Annotated element listings:
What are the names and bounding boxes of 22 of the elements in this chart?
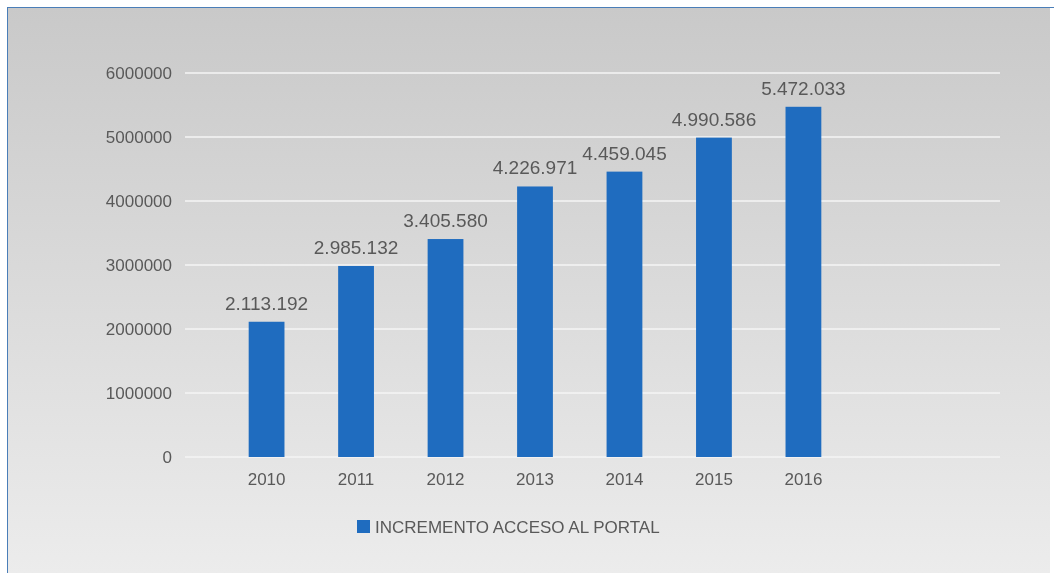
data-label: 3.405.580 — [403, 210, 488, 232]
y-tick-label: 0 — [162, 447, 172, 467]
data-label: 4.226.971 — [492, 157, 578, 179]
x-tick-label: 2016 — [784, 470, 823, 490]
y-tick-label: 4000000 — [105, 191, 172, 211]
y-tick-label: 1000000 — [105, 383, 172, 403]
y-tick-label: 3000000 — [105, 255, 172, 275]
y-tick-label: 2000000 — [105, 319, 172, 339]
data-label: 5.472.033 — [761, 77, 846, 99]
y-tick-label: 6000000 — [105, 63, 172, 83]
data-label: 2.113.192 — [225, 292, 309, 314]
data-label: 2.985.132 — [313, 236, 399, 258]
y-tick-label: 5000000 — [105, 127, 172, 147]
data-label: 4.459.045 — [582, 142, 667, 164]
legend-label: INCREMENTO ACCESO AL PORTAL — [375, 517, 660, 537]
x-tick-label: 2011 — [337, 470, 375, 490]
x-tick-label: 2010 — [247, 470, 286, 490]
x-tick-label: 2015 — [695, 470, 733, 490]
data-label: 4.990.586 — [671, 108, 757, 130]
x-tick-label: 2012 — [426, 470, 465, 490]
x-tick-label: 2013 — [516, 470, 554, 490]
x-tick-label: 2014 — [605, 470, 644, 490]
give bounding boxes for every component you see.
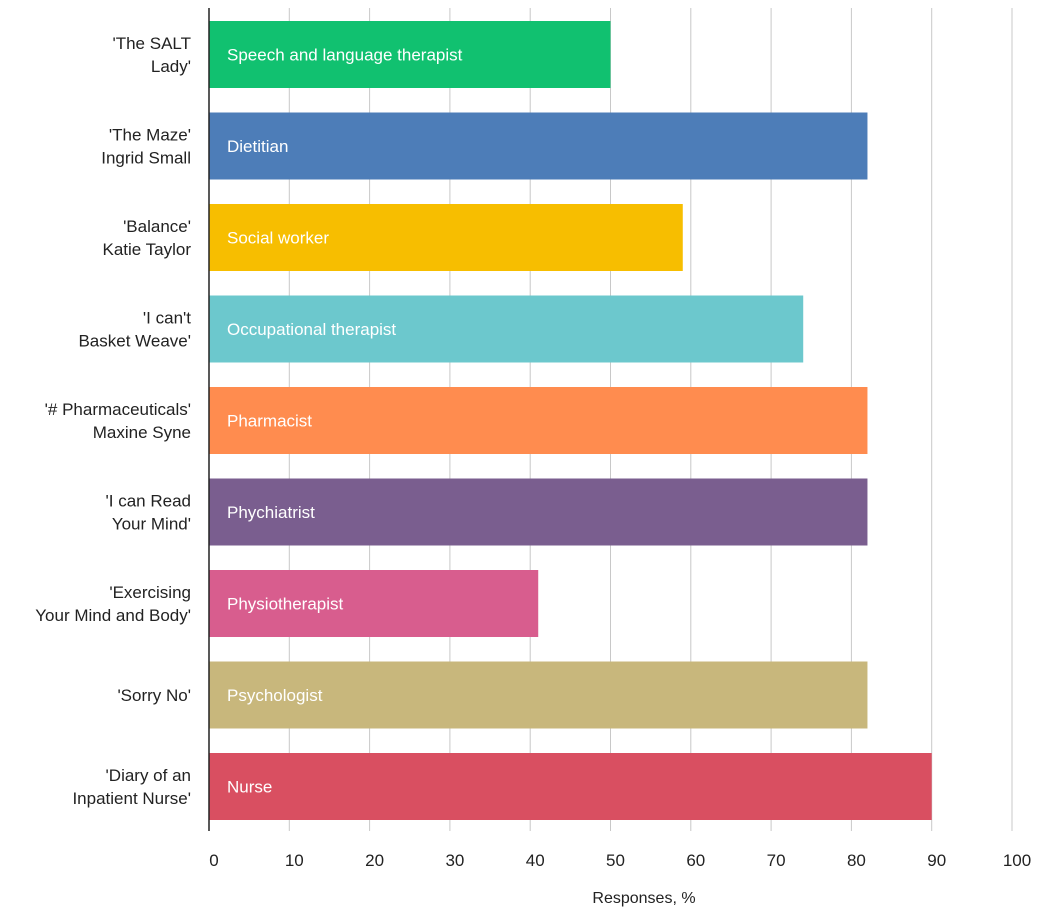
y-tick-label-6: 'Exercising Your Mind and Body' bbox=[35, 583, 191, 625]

Exercise brief: Copy out every line of the records above word for word, leaving out the pictures.

The reply:
What are the names and bounding boxes of 22 of the elements in this chart?
data-label: 3.405.580 — [403, 210, 488, 232]
y-tick-label: 0 — [162, 447, 172, 467]
data-label: 4.226.971 — [492, 157, 578, 179]
x-tick-label: 2016 — [784, 470, 823, 490]
y-tick-label: 4000000 — [105, 191, 172, 211]
y-tick-label: 1000000 — [105, 383, 172, 403]
y-tick-label: 3000000 — [105, 255, 172, 275]
y-tick-label: 2000000 — [105, 319, 172, 339]
data-label: 5.472.033 — [761, 77, 846, 99]
y-tick-label: 6000000 — [105, 63, 172, 83]
data-label: 2.113.192 — [225, 292, 309, 314]
data-label: 2.985.132 — [313, 236, 399, 258]
y-tick-label: 5000000 — [105, 127, 172, 147]
data-label: 4.459.045 — [582, 142, 667, 164]
legend-label: INCREMENTO ACCESO AL PORTAL — [375, 517, 660, 537]
x-tick-label: 2011 — [337, 470, 375, 490]
x-tick-label: 2010 — [247, 470, 286, 490]
x-tick-label: 2015 — [695, 470, 733, 490]
data-label: 4.990.586 — [671, 108, 757, 130]
x-tick-label: 2012 — [426, 470, 465, 490]
x-tick-label: 2013 — [516, 470, 554, 490]
x-tick-label: 2014 — [605, 470, 644, 490]
give bounding boxes for every component you see.
y-tick-label-6: 'Exercising Your Mind and Body' bbox=[35, 583, 191, 625]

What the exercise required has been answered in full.